▸ **WRITTEN TASK**: Pick every line with "JSON" from the material below.

(Dataset listings of figures)
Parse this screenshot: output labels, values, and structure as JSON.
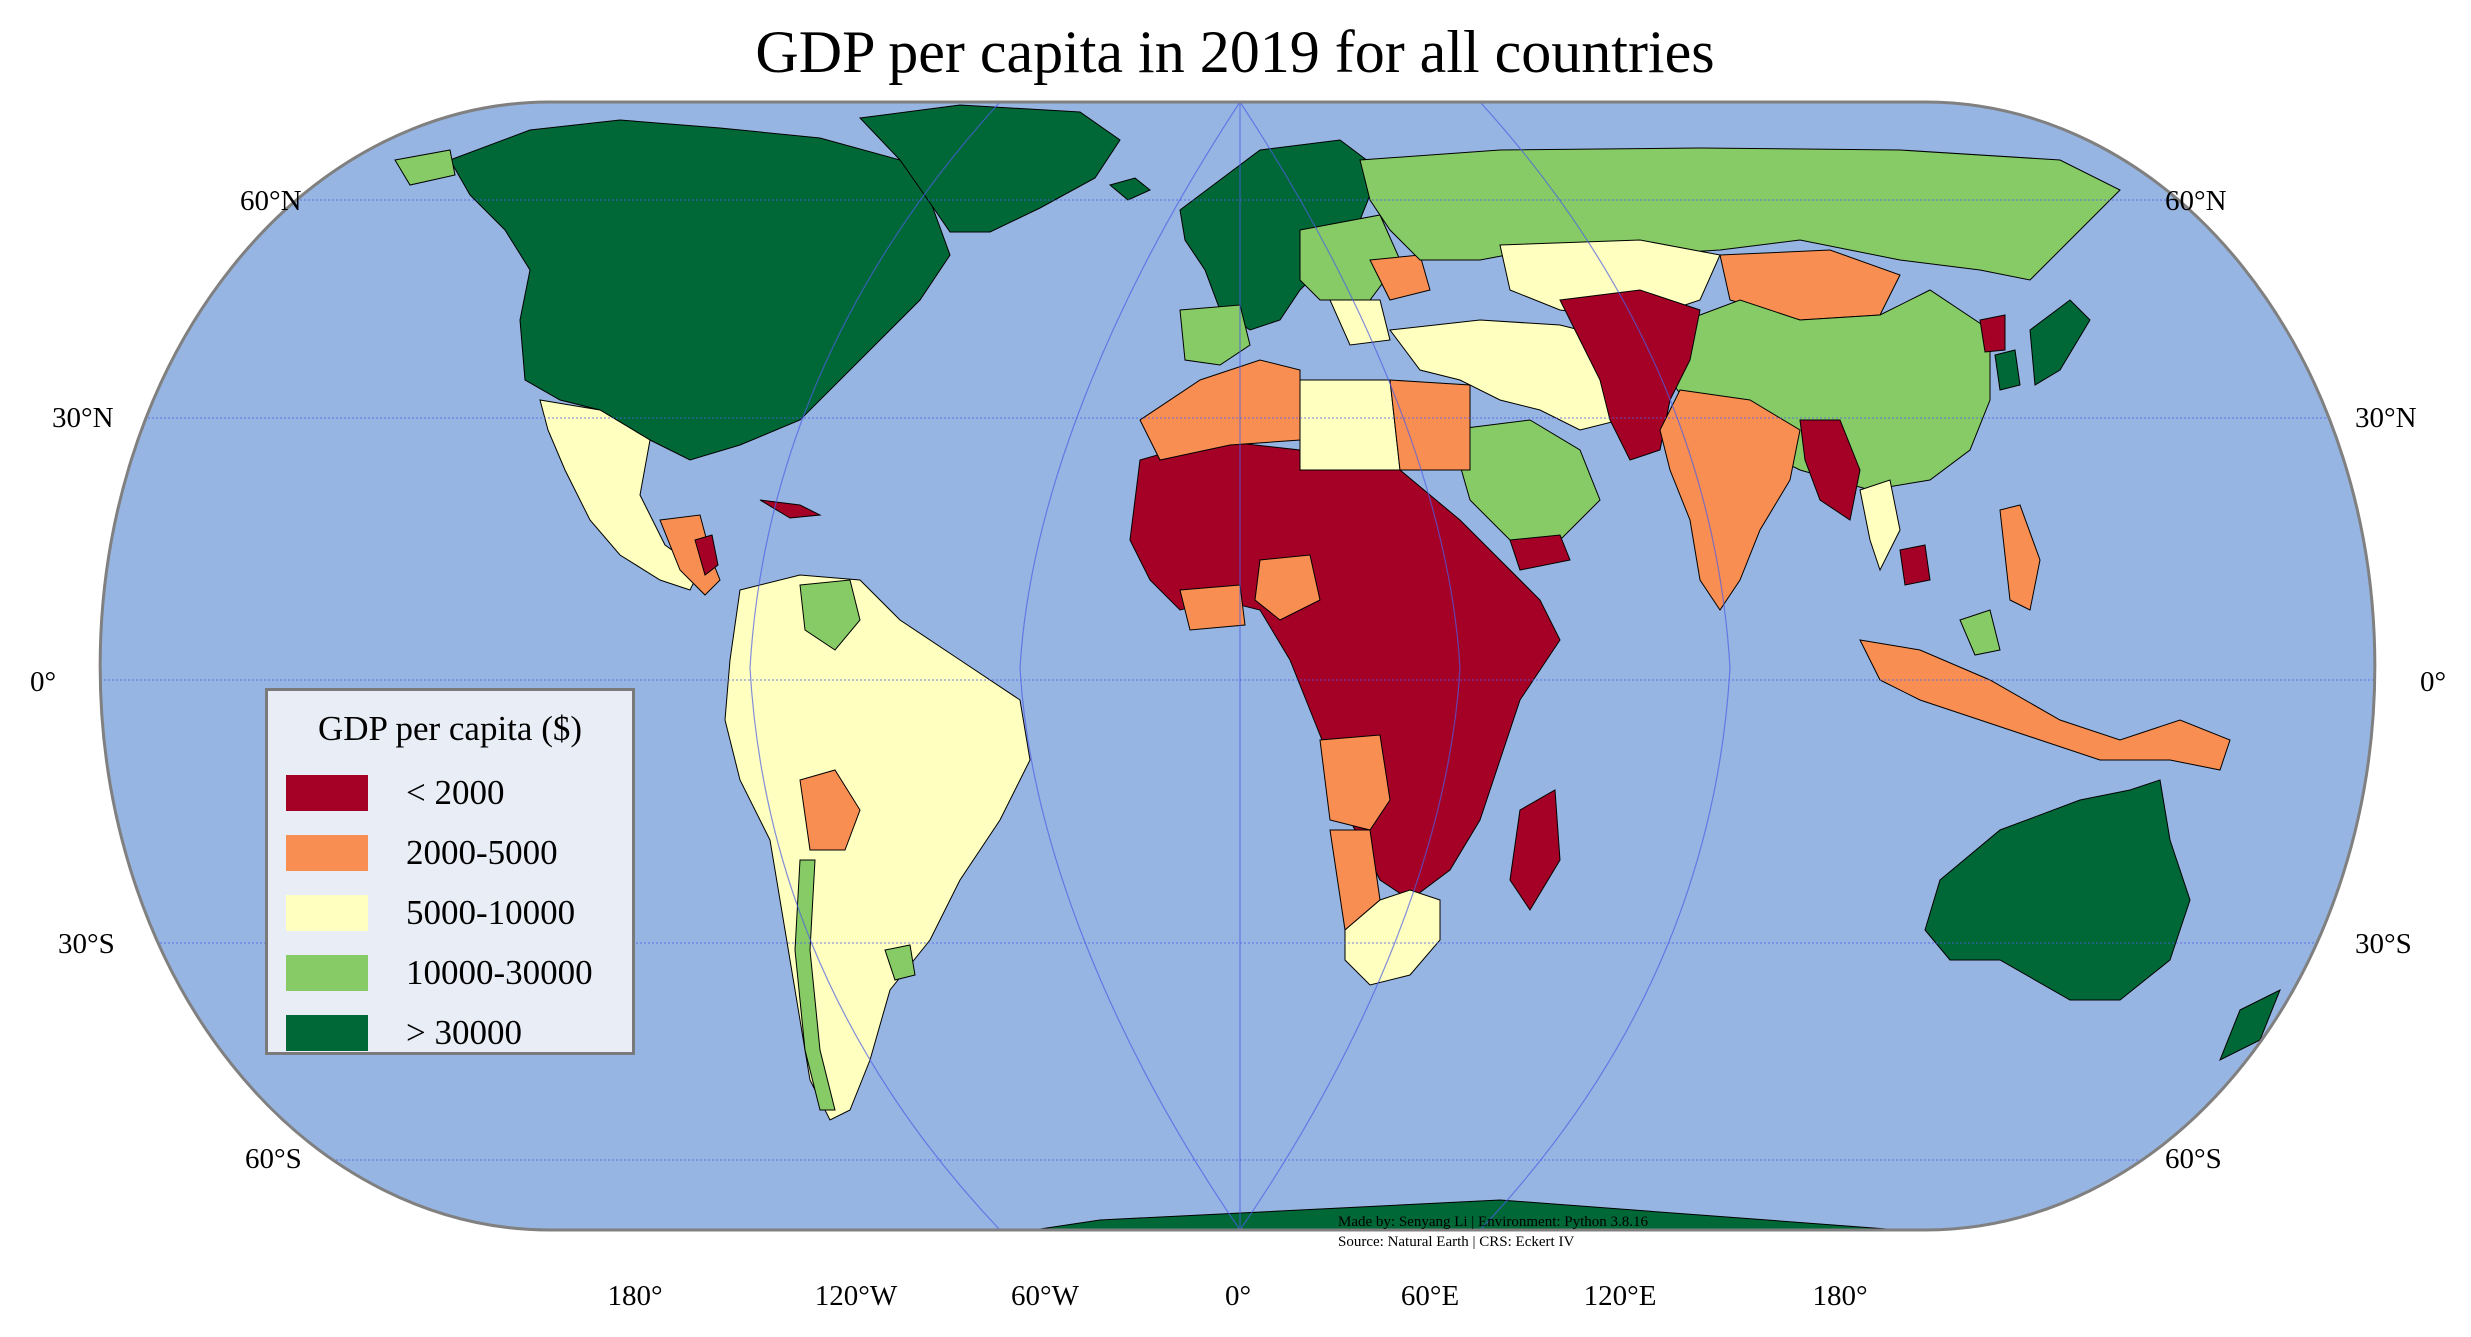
{
  "title": "GDP per capita in 2019 for all countries",
  "colors": {
    "ocean": "#97b5e2",
    "frame": "#808080",
    "graticule": "#4d5ee6",
    "class_1": "#a50026",
    "class_2": "#f98e52",
    "class_3": "#ffffbf",
    "class_4": "#86cb66",
    "class_5": "#006837",
    "lake": "#aac8ee"
  },
  "legend": {
    "title": "GDP per capita ($)",
    "items": [
      {
        "label": "< 2000",
        "color": "#a50026"
      },
      {
        "label": "2000-5000",
        "color": "#f98e52"
      },
      {
        "label": "5000-10000",
        "color": "#ffffbf"
      },
      {
        "label": "10000-30000",
        "color": "#86cb66"
      },
      {
        "label": "> 30000",
        "color": "#006837"
      }
    ]
  },
  "lat_labels": {
    "n60": "60°N",
    "n30": "30°N",
    "eq": "0°",
    "s30": "30°S",
    "s60": "60°S"
  },
  "lon_labels": [
    "180°",
    "120°W",
    "60°W",
    "0°",
    "60°E",
    "120°E",
    "180°"
  ],
  "credits": {
    "line1": "Made by: Senyang Li | Environment: Python 3.8.16",
    "line2": "Source: Natural Earth | CRS: Eckert IV"
  }
}
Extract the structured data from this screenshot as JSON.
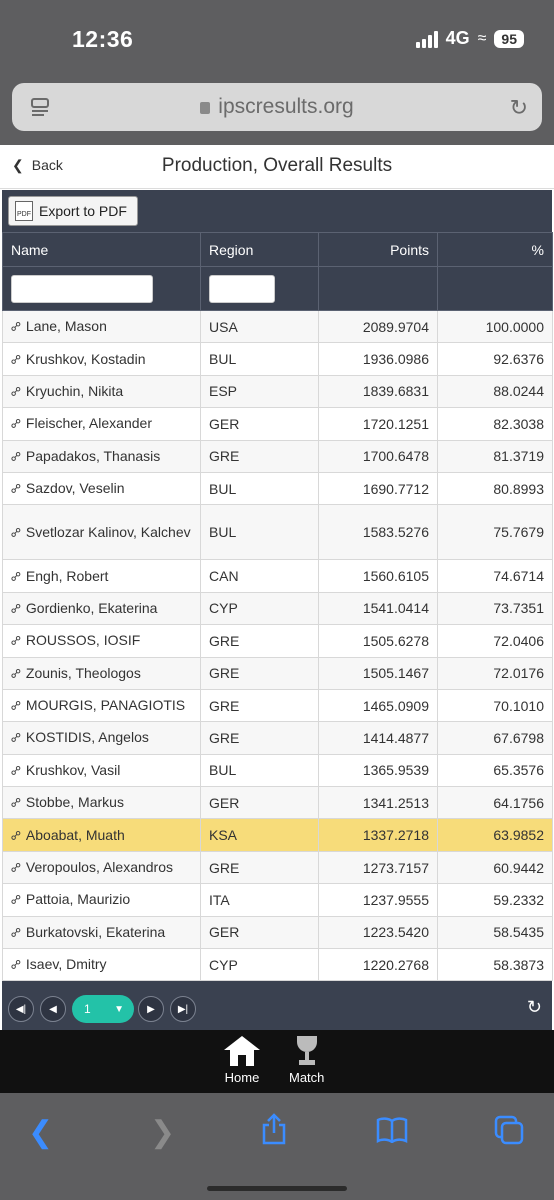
{
  "status_bar": {
    "time": "12:36",
    "network": "4G",
    "battery": "95"
  },
  "browser": {
    "url": "ipscresults.org"
  },
  "header": {
    "back_label": "Back",
    "title": "Production, Overall Results"
  },
  "toolbar": {
    "export_label": "Export to PDF",
    "pdf_icon_text": "PDF"
  },
  "table": {
    "columns": [
      "Name",
      "Region",
      "Points",
      "%"
    ],
    "rows": [
      {
        "name": "Lane, Mason",
        "region": "USA",
        "points": "2089.9704",
        "pct": "100.0000"
      },
      {
        "name": "Krushkov, Kostadin",
        "region": "BUL",
        "points": "1936.0986",
        "pct": "92.6376"
      },
      {
        "name": "Kryuchin, Nikita",
        "region": "ESP",
        "points": "1839.6831",
        "pct": "88.0244"
      },
      {
        "name": "Fleischer, Alexander",
        "region": "GER",
        "points": "1720.1251",
        "pct": "82.3038"
      },
      {
        "name": "Papadakos, Thanasis",
        "region": "GRE",
        "points": "1700.6478",
        "pct": "81.3719"
      },
      {
        "name": "Sazdov, Veselin",
        "region": "BUL",
        "points": "1690.7712",
        "pct": "80.8993"
      },
      {
        "name": "Svetlozar Kalinov, Kalchev",
        "region": "BUL",
        "points": "1583.5276",
        "pct": "75.7679"
      },
      {
        "name": "Engh, Robert",
        "region": "CAN",
        "points": "1560.6105",
        "pct": "74.6714"
      },
      {
        "name": "Gordienko, Ekaterina",
        "region": "CYP",
        "points": "1541.0414",
        "pct": "73.7351"
      },
      {
        "name": "ROUSSOS, IOSIF",
        "region": "GRE",
        "points": "1505.6278",
        "pct": "72.0406"
      },
      {
        "name": "Zounis, Theologos",
        "region": "GRE",
        "points": "1505.1467",
        "pct": "72.0176"
      },
      {
        "name": "MOURGIS, PANAGIOTIS",
        "region": "GRE",
        "points": "1465.0909",
        "pct": "70.1010"
      },
      {
        "name": "KOSTIDIS, Angelos",
        "region": "GRE",
        "points": "1414.4877",
        "pct": "67.6798"
      },
      {
        "name": "Krushkov, Vasil",
        "region": "BUL",
        "points": "1365.9539",
        "pct": "65.3576"
      },
      {
        "name": "Stobbe, Markus",
        "region": "GER",
        "points": "1341.2513",
        "pct": "64.1756"
      },
      {
        "name": "Aboabat, Muath",
        "region": "KSA",
        "points": "1337.2718",
        "pct": "63.9852",
        "highlighted": true
      },
      {
        "name": "Veropoulos, Alexandros",
        "region": "GRE",
        "points": "1273.7157",
        "pct": "60.9442"
      },
      {
        "name": "Pattoia, Maurizio",
        "region": "ITA",
        "points": "1237.9555",
        "pct": "59.2332"
      },
      {
        "name": "Burkatovski, Ekaterina",
        "region": "GER",
        "points": "1223.5420",
        "pct": "58.5435"
      },
      {
        "name": "Isaev, Dmitry",
        "region": "CYP",
        "points": "1220.2768",
        "pct": "58.3873"
      }
    ]
  },
  "pager": {
    "current_page": "1"
  },
  "app_nav": {
    "home_label": "Home",
    "match_label": "Match"
  },
  "colors": {
    "grid_header": "#3a4150",
    "highlight": "#f7dc7a",
    "pager_accent": "#23c2a8",
    "safari_tint": "#3b8cff"
  }
}
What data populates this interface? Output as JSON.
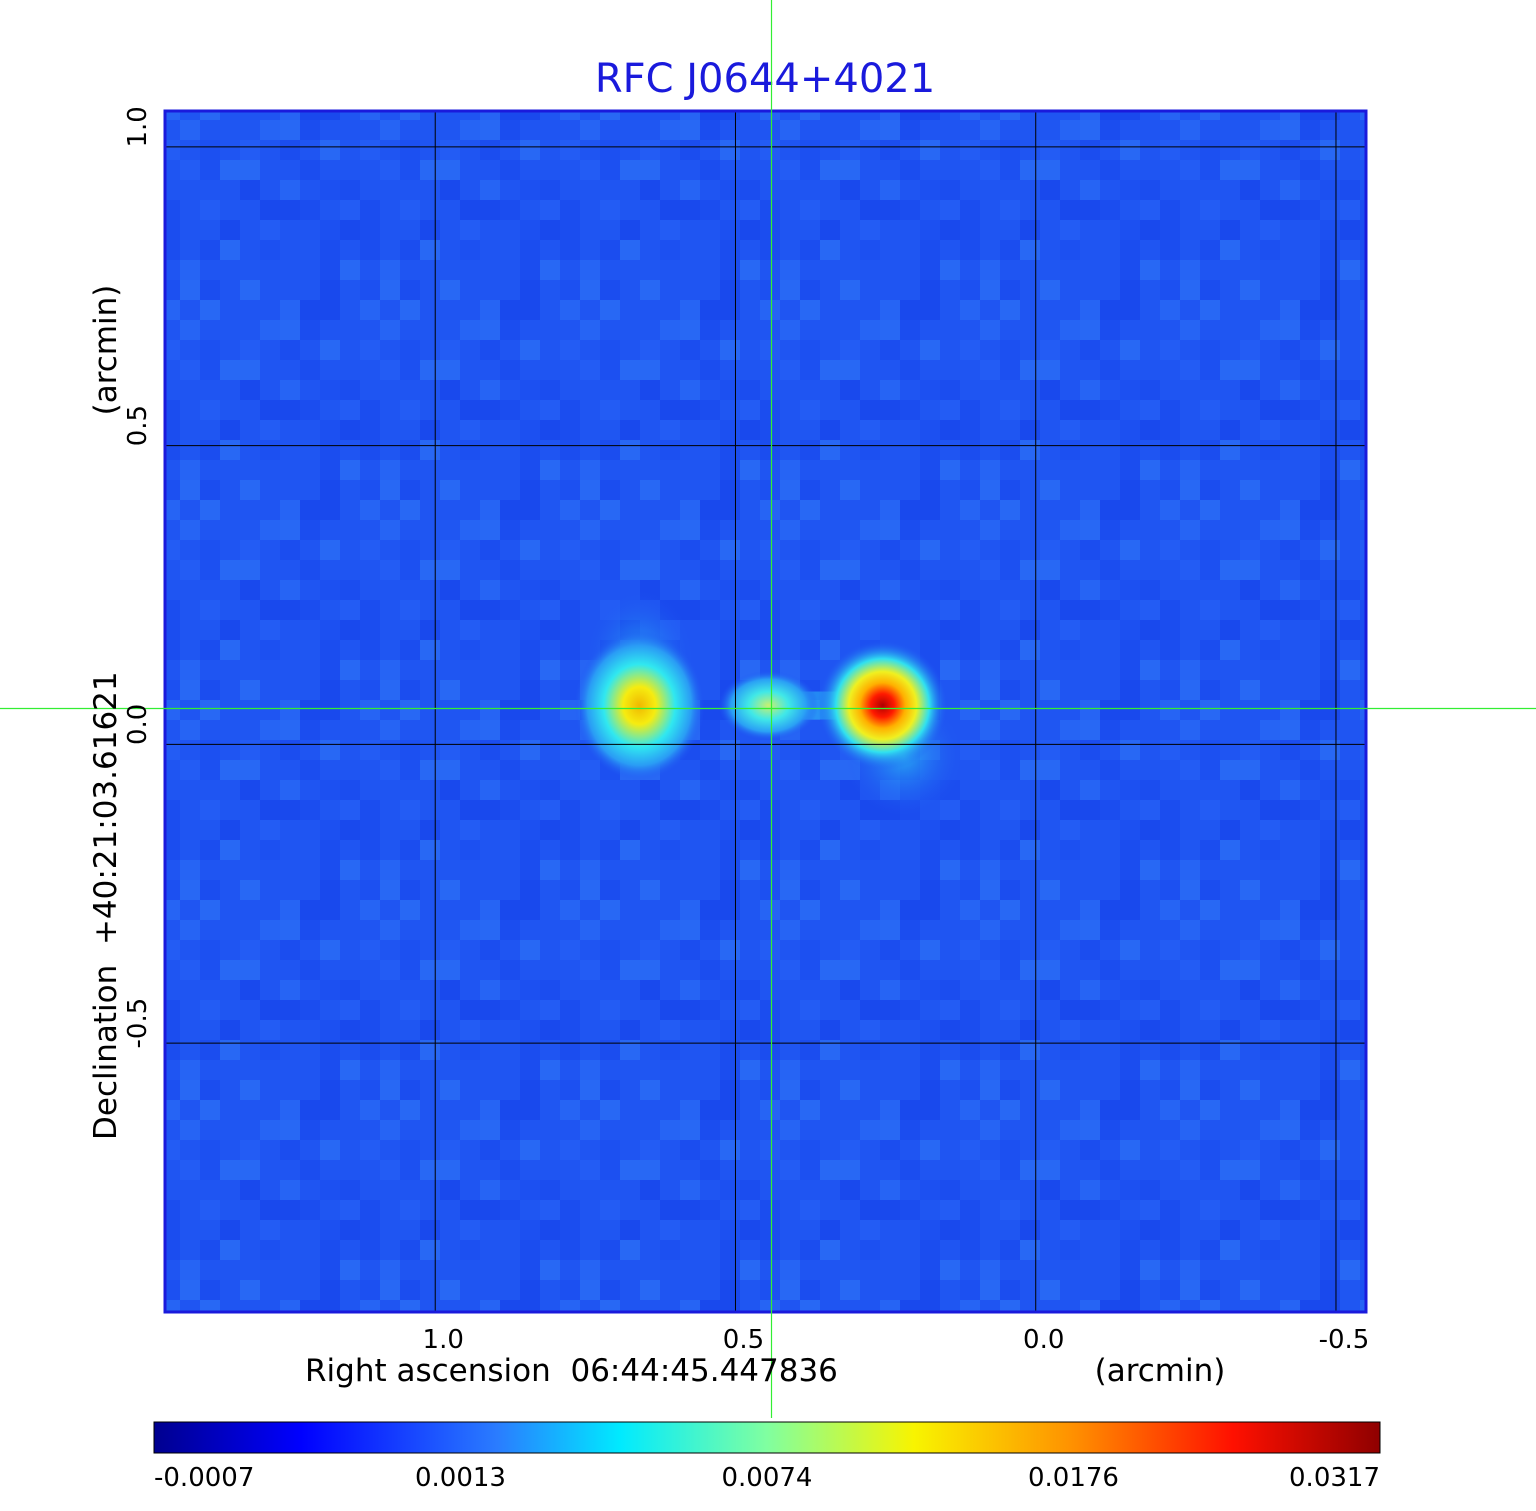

▸ **THE REPLY**:
Parse this screenshot: output labels, values, and structure as JSON.
Extract the structured data from this screenshot as JSON.
What data populates this interface? Output as JSON.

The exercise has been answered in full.